<<<<

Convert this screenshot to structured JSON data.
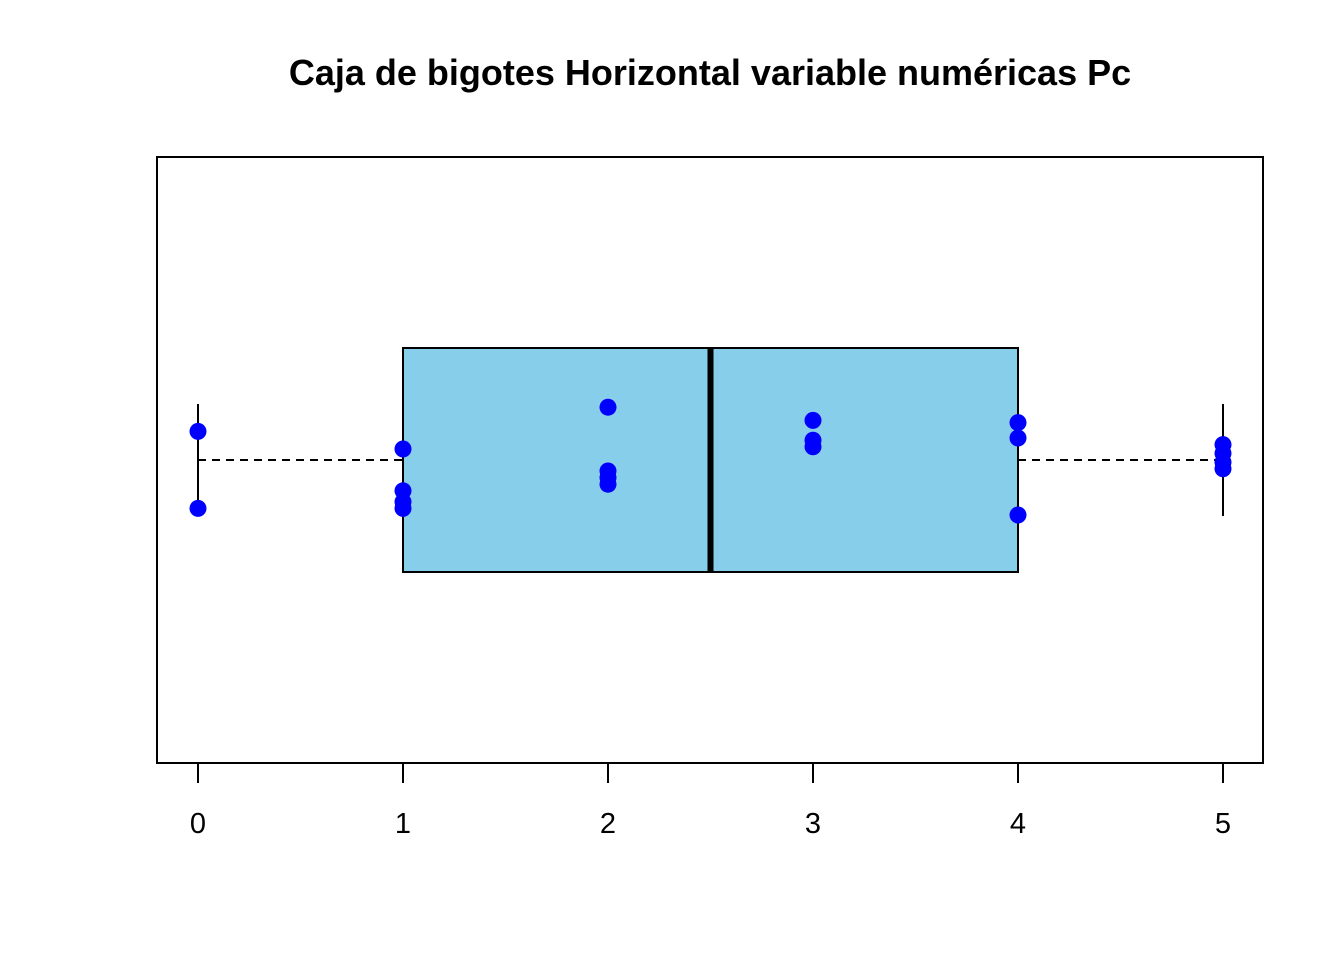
{
  "chart_data": {
    "type": "boxplot",
    "orientation": "horizontal",
    "title": "Caja de bigotes Horizontal variable numéricas Pc",
    "xlabel": "",
    "ylabel": "",
    "xlim": [
      -0.2,
      5.2
    ],
    "ticks": [
      0,
      1,
      2,
      3,
      4,
      5
    ],
    "tick_labels": [
      "0",
      "1",
      "2",
      "3",
      "4",
      "5"
    ],
    "box": {
      "min": 0,
      "q1": 1,
      "median": 2.5,
      "q3": 4,
      "max": 5
    },
    "points": [
      {
        "x": 0,
        "jitter": 0.13
      },
      {
        "x": 0,
        "jitter": -0.22
      },
      {
        "x": 1,
        "jitter": 0.05
      },
      {
        "x": 1,
        "jitter": -0.14
      },
      {
        "x": 1,
        "jitter": -0.19
      },
      {
        "x": 1,
        "jitter": -0.22
      },
      {
        "x": 2,
        "jitter": 0.24
      },
      {
        "x": 2,
        "jitter": -0.05
      },
      {
        "x": 2,
        "jitter": -0.08
      },
      {
        "x": 2,
        "jitter": -0.11
      },
      {
        "x": 3,
        "jitter": 0.18
      },
      {
        "x": 3,
        "jitter": 0.09
      },
      {
        "x": 3,
        "jitter": 0.06
      },
      {
        "x": 4,
        "jitter": 0.17
      },
      {
        "x": 4,
        "jitter": 0.1
      },
      {
        "x": 4,
        "jitter": -0.25
      },
      {
        "x": 5,
        "jitter": 0.07
      },
      {
        "x": 5,
        "jitter": 0.03
      },
      {
        "x": 5,
        "jitter": -0.01
      },
      {
        "x": 5,
        "jitter": -0.04
      }
    ],
    "colors": {
      "box_fill": "#87ceeb",
      "points": "#0000ff",
      "lines": "#000000"
    },
    "grid": false,
    "legend": "none"
  }
}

>>>>

▶ AIM OF THE EXERCISE
The records above should be reproduced exactly, with no pictures included.

▶ OUTPUT FOR THIS TASK
Convert this screenshot to structured JSON data.
{
  "chart_data": {
    "type": "boxplot",
    "orientation": "horizontal",
    "title": "Caja de bigotes Horizontal variable numéricas Pc",
    "xlabel": "",
    "ylabel": "",
    "xlim": [
      -0.2,
      5.2
    ],
    "ticks": [
      0,
      1,
      2,
      3,
      4,
      5
    ],
    "tick_labels": [
      "0",
      "1",
      "2",
      "3",
      "4",
      "5"
    ],
    "box": {
      "min": 0,
      "q1": 1,
      "median": 2.5,
      "q3": 4,
      "max": 5
    },
    "points": [
      {
        "x": 0,
        "jitter": 0.13
      },
      {
        "x": 0,
        "jitter": -0.22
      },
      {
        "x": 1,
        "jitter": 0.05
      },
      {
        "x": 1,
        "jitter": -0.14
      },
      {
        "x": 1,
        "jitter": -0.19
      },
      {
        "x": 1,
        "jitter": -0.22
      },
      {
        "x": 2,
        "jitter": 0.24
      },
      {
        "x": 2,
        "jitter": -0.05
      },
      {
        "x": 2,
        "jitter": -0.08
      },
      {
        "x": 2,
        "jitter": -0.11
      },
      {
        "x": 3,
        "jitter": 0.18
      },
      {
        "x": 3,
        "jitter": 0.09
      },
      {
        "x": 3,
        "jitter": 0.06
      },
      {
        "x": 4,
        "jitter": 0.17
      },
      {
        "x": 4,
        "jitter": 0.1
      },
      {
        "x": 4,
        "jitter": -0.25
      },
      {
        "x": 5,
        "jitter": 0.07
      },
      {
        "x": 5,
        "jitter": 0.03
      },
      {
        "x": 5,
        "jitter": -0.01
      },
      {
        "x": 5,
        "jitter": -0.04
      }
    ],
    "colors": {
      "box_fill": "#87ceeb",
      "points": "#0000ff",
      "lines": "#000000"
    },
    "grid": false,
    "legend": "none"
  }
}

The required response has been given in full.